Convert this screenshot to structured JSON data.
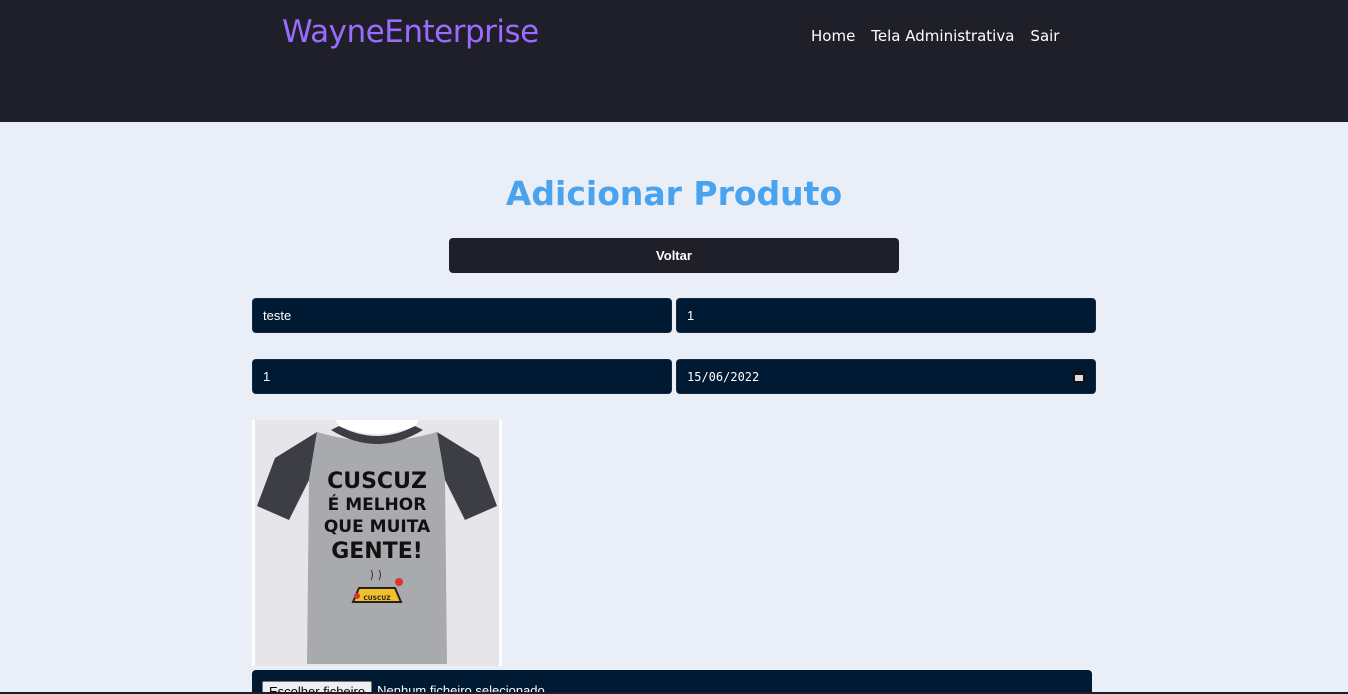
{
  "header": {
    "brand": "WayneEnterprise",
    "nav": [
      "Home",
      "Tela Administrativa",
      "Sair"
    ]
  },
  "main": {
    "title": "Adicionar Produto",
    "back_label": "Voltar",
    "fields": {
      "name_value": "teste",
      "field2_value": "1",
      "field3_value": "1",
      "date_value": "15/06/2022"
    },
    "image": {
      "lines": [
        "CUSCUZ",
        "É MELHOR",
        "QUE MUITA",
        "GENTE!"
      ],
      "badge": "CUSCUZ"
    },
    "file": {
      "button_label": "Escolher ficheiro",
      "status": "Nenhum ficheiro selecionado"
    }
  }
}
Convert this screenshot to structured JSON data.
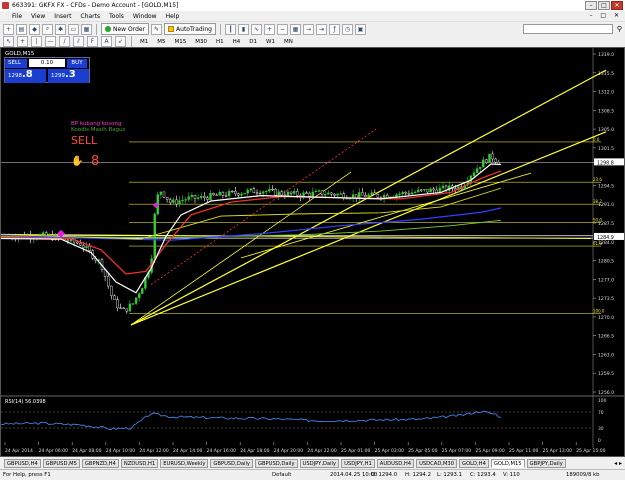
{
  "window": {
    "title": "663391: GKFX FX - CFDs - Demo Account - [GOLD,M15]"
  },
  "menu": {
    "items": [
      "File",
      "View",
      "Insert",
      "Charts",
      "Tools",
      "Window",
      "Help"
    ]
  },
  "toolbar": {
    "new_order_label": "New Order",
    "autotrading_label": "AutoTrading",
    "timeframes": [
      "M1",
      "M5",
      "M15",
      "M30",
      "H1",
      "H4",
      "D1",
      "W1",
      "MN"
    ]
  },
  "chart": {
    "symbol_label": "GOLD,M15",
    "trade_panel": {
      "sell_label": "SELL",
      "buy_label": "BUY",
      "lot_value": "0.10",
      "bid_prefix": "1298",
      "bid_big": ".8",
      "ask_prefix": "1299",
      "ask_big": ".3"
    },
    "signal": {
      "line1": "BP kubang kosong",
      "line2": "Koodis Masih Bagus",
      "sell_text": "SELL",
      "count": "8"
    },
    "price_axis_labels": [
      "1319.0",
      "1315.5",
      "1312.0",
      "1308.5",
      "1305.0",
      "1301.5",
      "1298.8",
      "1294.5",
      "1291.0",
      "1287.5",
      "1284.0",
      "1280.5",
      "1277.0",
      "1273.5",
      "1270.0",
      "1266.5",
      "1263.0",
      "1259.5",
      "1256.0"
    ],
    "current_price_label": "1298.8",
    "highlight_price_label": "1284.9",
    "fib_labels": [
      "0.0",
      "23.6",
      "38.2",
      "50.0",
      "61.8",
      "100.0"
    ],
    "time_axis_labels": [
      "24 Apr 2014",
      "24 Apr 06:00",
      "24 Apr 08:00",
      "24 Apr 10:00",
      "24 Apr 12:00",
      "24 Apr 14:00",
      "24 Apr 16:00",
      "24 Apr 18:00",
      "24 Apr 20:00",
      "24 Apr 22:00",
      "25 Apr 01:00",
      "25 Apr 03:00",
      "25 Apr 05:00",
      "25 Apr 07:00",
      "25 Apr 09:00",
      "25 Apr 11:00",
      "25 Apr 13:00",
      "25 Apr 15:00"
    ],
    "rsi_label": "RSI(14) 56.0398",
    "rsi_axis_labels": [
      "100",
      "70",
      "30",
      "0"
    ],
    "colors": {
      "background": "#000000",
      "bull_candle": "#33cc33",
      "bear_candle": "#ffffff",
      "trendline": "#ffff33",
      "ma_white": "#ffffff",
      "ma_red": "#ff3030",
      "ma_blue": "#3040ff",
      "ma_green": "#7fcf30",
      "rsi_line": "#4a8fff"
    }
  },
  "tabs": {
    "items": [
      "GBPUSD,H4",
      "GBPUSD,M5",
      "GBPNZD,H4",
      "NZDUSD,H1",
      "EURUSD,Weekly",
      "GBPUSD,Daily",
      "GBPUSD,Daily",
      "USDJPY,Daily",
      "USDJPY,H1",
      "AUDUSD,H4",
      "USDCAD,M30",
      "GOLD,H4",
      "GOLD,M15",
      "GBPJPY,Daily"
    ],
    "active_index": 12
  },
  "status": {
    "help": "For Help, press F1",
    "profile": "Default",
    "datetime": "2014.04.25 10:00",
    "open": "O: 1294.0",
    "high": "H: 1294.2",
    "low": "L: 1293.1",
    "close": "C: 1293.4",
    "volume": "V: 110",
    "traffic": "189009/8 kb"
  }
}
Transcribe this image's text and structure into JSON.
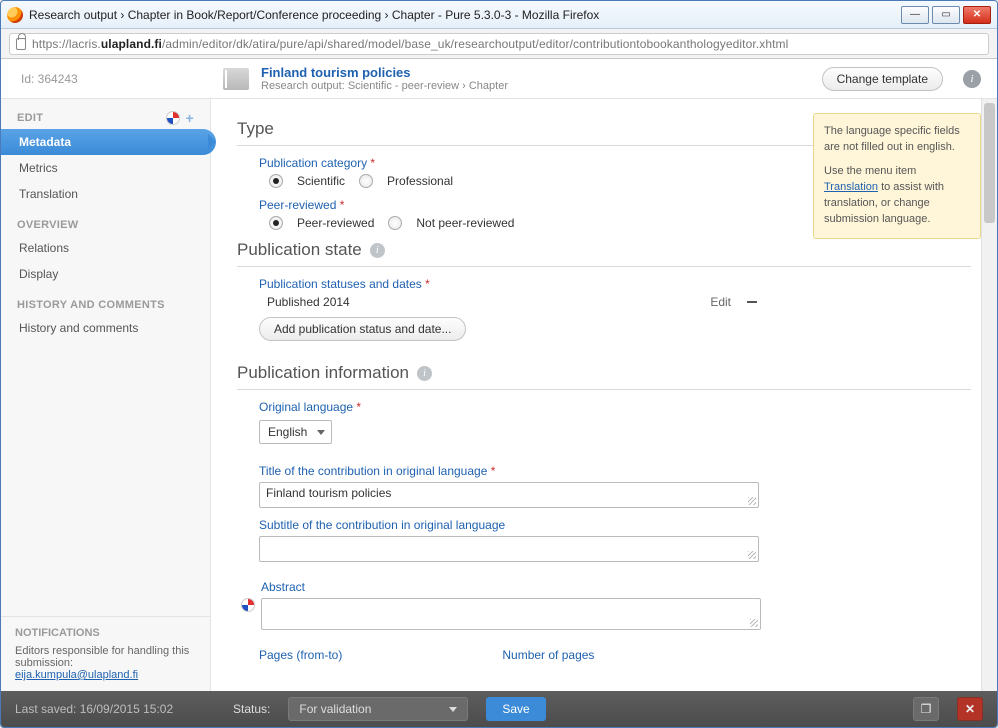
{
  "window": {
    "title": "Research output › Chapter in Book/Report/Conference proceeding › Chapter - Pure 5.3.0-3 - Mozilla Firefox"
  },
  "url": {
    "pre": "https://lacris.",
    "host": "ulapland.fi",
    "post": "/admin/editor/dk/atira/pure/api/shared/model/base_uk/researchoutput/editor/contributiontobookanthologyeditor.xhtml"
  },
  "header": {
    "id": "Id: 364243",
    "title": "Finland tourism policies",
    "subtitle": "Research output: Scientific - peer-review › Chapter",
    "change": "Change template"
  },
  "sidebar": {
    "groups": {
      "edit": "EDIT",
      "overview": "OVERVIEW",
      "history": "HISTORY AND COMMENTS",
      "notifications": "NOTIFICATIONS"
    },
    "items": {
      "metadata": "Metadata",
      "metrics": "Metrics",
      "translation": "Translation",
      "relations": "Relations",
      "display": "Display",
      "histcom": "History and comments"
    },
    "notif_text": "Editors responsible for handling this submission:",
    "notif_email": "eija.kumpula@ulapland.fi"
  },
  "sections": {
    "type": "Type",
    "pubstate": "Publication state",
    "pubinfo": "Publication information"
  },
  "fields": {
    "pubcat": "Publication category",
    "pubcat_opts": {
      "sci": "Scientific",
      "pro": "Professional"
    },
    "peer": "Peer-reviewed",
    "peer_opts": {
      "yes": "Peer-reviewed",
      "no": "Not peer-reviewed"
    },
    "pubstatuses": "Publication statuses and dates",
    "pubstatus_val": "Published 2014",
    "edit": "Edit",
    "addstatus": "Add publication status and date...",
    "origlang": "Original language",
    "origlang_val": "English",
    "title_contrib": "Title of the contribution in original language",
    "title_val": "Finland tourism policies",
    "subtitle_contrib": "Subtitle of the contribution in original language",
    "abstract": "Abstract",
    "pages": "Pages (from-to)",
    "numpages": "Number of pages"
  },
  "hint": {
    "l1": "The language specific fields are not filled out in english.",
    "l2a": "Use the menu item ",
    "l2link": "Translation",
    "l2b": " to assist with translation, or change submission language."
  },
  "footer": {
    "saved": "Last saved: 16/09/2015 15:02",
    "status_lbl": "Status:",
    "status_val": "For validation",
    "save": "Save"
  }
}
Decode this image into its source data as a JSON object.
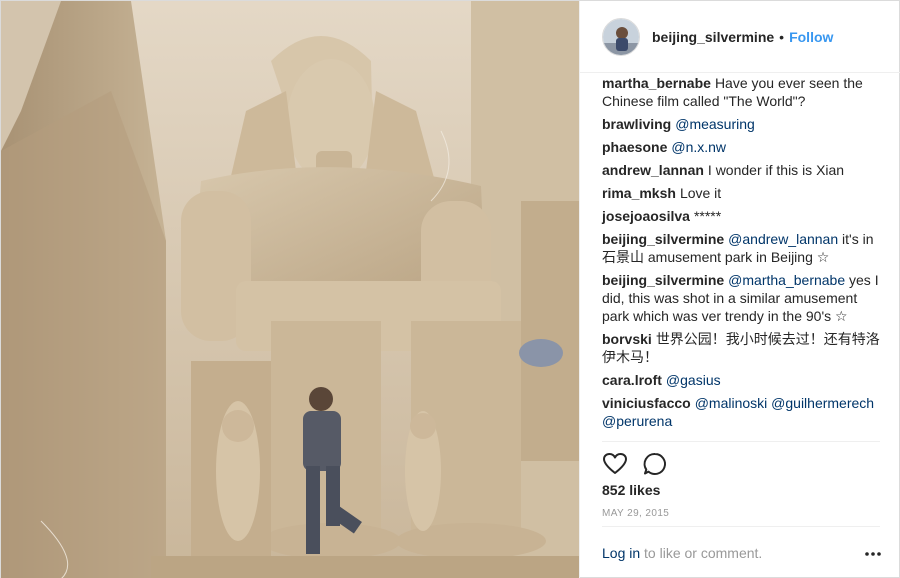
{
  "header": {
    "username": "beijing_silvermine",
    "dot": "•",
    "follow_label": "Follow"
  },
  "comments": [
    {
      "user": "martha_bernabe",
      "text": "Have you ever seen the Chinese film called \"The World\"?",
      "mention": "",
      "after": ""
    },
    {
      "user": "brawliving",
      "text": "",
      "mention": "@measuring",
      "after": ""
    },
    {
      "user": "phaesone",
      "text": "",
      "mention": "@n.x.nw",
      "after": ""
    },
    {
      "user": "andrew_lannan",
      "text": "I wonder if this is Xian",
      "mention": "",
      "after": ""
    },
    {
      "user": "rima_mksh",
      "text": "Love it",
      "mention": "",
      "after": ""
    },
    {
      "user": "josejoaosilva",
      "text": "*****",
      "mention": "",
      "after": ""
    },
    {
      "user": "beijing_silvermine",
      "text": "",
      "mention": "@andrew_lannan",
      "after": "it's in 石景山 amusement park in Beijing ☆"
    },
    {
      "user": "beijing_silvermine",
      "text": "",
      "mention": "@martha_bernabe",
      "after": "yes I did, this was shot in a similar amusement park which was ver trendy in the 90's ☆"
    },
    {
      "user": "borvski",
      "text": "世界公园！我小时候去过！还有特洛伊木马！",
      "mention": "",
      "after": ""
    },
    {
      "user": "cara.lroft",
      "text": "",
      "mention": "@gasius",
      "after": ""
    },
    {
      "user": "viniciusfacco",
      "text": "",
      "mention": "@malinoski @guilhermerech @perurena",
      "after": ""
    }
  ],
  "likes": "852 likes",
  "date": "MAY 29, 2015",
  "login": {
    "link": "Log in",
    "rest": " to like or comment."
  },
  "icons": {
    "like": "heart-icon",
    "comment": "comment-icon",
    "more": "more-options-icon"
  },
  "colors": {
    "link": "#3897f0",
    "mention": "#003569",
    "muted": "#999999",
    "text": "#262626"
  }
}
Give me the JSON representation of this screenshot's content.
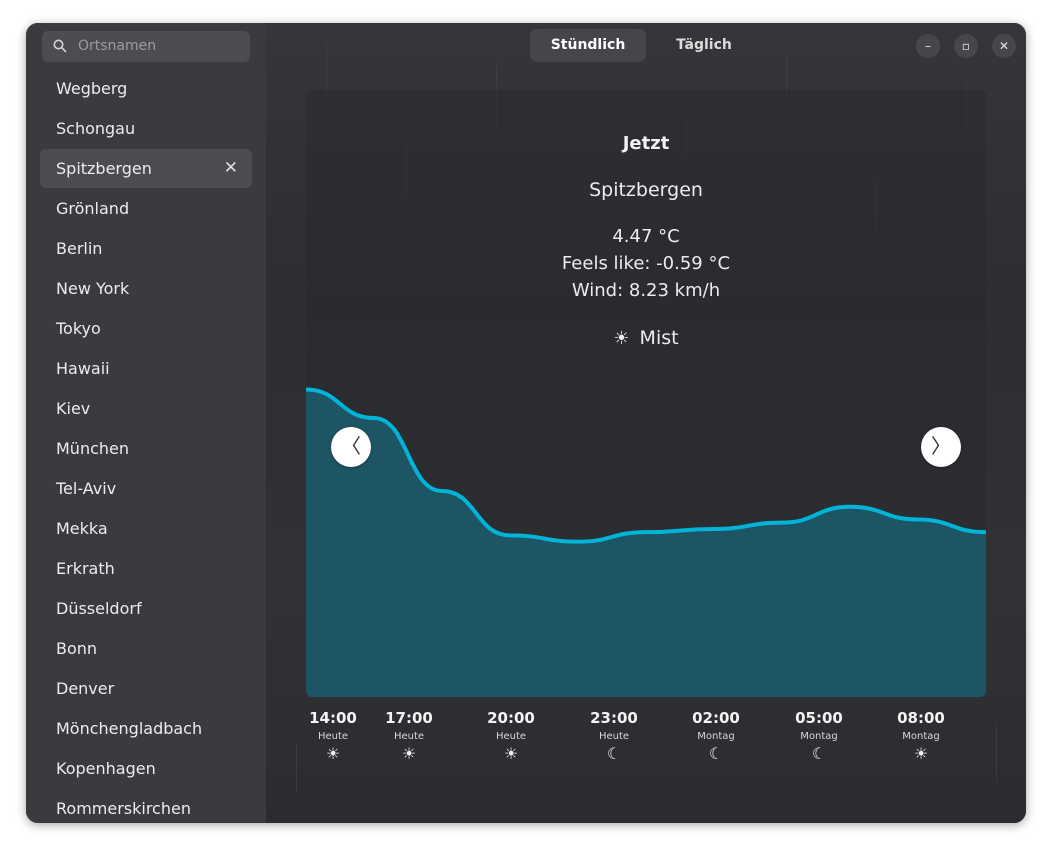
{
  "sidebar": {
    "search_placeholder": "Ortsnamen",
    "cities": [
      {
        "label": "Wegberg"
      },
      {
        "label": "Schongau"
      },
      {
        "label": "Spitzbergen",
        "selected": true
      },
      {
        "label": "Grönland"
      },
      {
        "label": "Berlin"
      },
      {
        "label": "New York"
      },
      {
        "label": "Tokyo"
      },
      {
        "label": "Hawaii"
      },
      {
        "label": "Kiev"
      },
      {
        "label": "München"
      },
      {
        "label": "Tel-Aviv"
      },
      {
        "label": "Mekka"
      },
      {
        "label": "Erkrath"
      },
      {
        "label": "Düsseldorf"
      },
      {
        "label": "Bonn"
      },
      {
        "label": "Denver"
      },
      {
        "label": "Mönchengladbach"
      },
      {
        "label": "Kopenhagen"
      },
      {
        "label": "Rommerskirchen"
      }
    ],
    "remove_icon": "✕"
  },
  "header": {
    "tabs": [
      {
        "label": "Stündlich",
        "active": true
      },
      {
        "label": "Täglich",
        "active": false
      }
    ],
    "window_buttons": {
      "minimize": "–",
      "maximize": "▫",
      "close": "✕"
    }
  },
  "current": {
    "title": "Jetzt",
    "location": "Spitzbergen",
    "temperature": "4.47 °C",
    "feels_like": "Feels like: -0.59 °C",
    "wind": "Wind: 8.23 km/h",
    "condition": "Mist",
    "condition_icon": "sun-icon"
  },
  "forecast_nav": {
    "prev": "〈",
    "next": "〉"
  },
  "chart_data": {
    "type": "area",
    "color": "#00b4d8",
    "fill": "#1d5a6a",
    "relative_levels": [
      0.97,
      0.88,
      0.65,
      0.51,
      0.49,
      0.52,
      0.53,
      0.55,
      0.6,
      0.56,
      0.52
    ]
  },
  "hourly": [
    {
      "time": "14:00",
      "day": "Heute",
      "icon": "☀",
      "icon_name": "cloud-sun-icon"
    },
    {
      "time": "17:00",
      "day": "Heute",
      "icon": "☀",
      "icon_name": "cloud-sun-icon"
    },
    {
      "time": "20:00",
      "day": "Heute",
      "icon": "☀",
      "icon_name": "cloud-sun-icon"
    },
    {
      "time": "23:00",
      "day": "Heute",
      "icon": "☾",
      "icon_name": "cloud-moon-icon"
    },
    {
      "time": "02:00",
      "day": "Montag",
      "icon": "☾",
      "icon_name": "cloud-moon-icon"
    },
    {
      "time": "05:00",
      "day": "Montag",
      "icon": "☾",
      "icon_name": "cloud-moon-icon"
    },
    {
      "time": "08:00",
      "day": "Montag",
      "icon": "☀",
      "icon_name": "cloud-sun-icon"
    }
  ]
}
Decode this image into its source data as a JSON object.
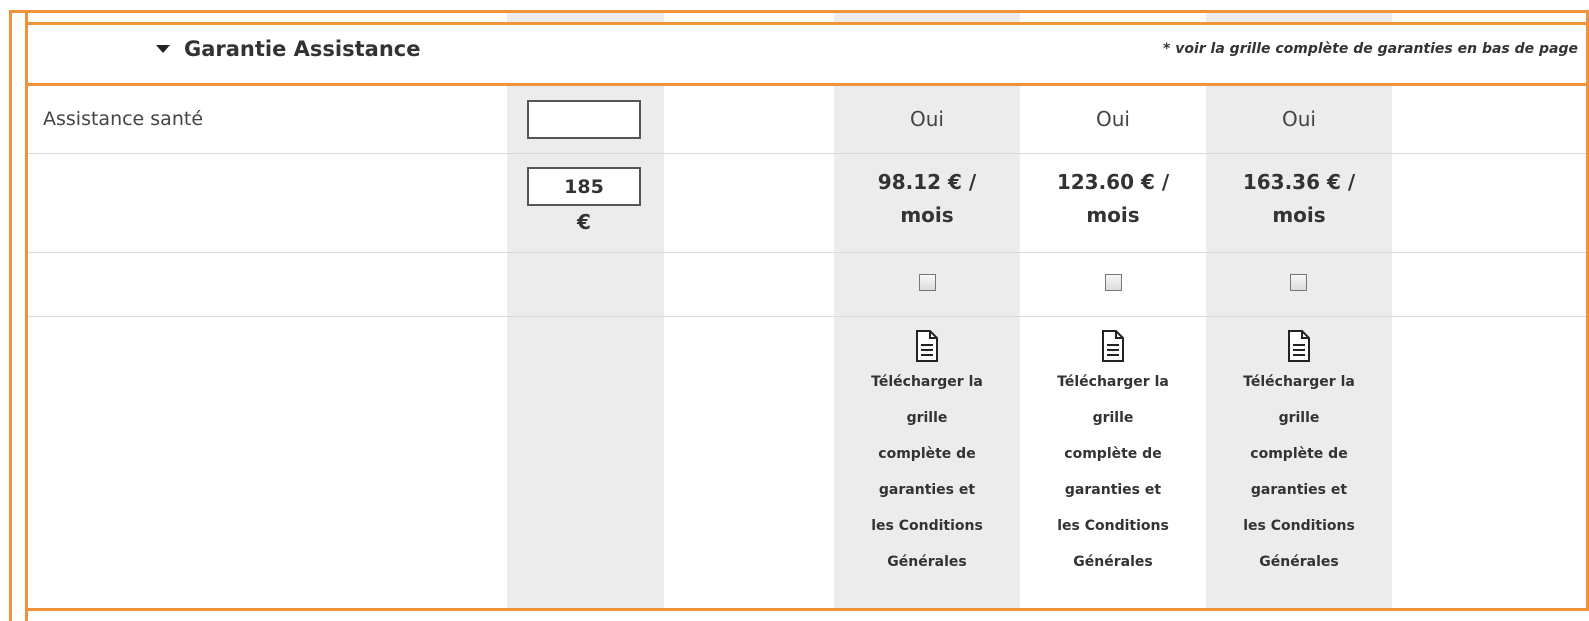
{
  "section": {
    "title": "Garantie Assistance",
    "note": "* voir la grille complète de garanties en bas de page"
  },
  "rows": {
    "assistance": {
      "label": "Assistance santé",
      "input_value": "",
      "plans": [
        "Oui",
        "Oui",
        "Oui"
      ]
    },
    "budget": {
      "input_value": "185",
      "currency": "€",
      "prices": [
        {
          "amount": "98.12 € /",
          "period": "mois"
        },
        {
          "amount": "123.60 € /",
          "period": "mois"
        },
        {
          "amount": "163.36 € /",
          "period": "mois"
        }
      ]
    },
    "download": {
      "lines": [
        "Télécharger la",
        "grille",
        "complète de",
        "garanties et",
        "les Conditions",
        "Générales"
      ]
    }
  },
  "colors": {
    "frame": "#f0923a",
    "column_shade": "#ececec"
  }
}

------------------------------------------------------------------------

→ Task: List all lines from the entries that include the word "submission".

→ Expected answer:
    "notif_text": "Editors responsible for handling this submission:",
    "l2b": " to assist with translation, or change submission language."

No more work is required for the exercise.